### What needs to be done
Filter the data below for the string "Stoms" and copy each matching line.

### Source material
* start *

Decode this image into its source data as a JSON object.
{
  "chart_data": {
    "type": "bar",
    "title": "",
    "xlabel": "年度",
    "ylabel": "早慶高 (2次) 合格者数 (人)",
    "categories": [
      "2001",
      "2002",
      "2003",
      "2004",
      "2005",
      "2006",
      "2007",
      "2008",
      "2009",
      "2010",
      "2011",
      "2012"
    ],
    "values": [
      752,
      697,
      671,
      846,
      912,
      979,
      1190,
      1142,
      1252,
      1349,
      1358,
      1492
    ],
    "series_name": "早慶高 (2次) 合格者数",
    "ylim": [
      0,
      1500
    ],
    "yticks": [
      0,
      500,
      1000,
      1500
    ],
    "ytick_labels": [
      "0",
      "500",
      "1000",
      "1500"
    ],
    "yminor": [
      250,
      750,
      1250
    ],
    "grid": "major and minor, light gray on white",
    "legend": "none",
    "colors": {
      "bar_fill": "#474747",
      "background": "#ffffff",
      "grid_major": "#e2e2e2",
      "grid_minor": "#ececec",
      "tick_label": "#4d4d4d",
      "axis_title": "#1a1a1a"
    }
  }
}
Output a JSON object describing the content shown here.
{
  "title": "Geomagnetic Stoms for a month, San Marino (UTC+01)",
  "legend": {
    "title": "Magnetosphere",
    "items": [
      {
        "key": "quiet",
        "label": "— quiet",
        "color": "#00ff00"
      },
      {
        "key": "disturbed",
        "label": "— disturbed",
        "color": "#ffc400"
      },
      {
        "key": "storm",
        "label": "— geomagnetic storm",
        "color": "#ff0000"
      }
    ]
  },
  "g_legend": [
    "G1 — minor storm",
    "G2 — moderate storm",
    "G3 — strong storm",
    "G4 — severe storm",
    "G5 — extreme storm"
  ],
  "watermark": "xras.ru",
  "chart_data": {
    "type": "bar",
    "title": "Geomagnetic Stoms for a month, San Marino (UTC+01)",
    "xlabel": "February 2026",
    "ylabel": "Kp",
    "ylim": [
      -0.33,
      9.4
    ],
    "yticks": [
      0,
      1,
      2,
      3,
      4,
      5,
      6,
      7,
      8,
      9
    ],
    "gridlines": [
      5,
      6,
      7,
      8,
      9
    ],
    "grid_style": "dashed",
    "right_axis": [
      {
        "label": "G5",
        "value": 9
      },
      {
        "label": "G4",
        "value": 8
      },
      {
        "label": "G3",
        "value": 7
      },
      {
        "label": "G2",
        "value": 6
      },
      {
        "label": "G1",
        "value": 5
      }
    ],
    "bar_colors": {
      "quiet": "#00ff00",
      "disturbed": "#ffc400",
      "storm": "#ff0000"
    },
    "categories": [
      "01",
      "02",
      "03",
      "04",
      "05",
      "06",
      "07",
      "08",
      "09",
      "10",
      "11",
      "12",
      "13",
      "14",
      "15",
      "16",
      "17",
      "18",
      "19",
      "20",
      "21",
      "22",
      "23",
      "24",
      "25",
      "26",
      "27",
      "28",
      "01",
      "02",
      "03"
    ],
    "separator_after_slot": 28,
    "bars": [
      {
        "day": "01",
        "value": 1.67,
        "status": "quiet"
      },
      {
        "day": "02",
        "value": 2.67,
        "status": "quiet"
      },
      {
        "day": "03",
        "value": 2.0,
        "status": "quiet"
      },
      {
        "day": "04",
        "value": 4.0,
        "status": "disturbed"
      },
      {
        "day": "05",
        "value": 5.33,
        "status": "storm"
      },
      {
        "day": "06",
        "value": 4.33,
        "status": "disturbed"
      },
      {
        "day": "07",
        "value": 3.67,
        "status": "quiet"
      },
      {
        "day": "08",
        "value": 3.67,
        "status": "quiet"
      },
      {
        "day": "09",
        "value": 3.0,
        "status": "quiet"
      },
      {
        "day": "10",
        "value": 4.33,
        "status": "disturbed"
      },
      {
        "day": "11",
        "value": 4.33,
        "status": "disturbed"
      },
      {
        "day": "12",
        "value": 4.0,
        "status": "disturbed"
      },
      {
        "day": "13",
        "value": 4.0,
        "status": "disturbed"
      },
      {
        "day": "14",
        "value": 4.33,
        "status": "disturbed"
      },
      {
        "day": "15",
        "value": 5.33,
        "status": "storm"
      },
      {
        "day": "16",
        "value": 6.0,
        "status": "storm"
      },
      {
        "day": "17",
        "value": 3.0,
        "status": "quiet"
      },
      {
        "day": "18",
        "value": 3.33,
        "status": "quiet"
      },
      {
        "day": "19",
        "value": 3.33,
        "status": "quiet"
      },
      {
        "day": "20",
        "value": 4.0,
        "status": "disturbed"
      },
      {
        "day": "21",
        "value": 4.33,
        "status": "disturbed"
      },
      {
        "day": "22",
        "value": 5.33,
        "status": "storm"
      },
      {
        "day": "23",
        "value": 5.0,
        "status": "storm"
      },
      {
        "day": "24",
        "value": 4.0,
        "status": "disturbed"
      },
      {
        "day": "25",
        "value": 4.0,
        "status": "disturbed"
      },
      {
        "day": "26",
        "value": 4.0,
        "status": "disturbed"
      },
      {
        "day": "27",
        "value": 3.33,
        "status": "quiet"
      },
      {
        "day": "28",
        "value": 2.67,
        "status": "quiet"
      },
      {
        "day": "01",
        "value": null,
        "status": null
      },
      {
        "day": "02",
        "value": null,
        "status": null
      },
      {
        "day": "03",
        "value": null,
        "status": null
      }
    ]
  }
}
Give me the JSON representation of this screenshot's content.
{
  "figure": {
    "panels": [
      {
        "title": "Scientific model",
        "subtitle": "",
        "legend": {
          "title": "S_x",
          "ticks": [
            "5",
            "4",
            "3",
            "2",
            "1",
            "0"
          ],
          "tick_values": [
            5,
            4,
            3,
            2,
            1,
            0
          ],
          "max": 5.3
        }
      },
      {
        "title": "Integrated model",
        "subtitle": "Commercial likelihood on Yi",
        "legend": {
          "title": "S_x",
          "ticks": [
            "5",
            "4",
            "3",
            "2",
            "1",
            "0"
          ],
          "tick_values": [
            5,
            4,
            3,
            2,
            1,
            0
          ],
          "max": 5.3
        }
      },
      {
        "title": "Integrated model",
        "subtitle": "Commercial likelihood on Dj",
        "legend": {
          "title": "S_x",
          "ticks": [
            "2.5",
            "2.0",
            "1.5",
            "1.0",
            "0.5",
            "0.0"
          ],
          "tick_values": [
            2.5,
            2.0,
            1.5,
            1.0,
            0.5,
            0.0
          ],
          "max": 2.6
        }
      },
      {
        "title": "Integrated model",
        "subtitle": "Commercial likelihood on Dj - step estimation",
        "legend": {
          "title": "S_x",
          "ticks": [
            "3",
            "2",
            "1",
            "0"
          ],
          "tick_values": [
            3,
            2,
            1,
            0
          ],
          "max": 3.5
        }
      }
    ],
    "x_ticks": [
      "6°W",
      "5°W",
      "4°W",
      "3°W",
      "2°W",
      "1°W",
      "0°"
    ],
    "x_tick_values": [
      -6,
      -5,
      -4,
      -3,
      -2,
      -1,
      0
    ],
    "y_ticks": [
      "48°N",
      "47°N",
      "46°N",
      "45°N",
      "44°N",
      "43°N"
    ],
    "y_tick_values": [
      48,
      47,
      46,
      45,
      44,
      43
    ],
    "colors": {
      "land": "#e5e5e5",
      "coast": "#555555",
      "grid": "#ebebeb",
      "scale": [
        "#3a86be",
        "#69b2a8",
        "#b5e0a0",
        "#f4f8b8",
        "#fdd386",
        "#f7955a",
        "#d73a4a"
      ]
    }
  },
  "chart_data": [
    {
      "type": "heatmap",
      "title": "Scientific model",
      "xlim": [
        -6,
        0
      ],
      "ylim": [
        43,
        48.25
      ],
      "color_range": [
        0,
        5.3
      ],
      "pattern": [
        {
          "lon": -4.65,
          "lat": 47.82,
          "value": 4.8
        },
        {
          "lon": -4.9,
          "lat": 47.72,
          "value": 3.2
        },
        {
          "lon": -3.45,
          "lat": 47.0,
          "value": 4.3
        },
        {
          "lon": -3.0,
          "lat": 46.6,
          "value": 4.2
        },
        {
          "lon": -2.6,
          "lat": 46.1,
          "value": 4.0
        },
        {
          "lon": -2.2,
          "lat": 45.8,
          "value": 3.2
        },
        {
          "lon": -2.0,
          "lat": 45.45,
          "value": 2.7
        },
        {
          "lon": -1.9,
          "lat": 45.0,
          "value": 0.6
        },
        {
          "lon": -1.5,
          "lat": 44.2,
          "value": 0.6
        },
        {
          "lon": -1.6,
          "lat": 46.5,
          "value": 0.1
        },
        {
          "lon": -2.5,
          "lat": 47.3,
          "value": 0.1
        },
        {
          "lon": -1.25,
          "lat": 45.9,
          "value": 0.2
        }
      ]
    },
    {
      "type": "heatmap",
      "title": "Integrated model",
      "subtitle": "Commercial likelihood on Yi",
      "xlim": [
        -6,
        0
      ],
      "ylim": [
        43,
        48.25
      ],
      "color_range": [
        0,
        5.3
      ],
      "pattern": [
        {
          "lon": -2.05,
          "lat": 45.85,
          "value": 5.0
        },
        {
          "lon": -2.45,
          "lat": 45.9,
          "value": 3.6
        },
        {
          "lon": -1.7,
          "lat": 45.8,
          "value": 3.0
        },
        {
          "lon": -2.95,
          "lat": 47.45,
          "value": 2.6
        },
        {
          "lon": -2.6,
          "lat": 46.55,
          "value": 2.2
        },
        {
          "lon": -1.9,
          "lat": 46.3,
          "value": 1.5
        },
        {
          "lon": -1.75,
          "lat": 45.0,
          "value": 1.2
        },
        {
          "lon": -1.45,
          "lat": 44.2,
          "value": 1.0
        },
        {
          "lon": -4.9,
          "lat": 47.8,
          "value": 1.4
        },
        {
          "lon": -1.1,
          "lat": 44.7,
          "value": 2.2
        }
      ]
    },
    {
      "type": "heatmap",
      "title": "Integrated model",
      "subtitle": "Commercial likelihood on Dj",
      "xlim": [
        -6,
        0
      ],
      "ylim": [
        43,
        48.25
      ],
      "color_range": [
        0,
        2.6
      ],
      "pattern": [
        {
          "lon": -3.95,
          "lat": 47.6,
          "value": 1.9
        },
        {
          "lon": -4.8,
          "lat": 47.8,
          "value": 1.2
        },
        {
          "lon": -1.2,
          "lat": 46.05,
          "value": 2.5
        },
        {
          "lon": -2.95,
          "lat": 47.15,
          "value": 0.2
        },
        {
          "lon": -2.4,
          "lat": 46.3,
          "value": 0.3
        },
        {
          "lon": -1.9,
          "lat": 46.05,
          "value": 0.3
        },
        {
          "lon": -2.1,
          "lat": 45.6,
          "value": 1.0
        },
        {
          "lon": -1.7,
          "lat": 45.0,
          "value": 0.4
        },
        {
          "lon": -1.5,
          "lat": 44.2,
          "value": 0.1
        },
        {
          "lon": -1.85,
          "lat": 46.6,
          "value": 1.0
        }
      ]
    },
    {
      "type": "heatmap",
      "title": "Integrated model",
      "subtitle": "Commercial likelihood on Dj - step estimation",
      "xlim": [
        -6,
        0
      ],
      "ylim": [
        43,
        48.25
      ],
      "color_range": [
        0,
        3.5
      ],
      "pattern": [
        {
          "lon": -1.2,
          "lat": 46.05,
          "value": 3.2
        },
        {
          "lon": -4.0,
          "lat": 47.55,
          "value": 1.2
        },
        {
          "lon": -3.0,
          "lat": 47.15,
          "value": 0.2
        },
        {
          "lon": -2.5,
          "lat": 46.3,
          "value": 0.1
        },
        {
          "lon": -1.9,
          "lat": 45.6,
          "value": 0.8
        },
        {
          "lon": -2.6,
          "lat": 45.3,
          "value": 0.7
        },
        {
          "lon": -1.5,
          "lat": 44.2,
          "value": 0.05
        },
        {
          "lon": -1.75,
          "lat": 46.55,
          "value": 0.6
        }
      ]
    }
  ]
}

* end *

### Task answer
  "title": "Geomagnetic Stoms for a month, San Marino (UTC+01)",
    "title": "Geomagnetic Stoms for a month, San Marino (UTC+01)",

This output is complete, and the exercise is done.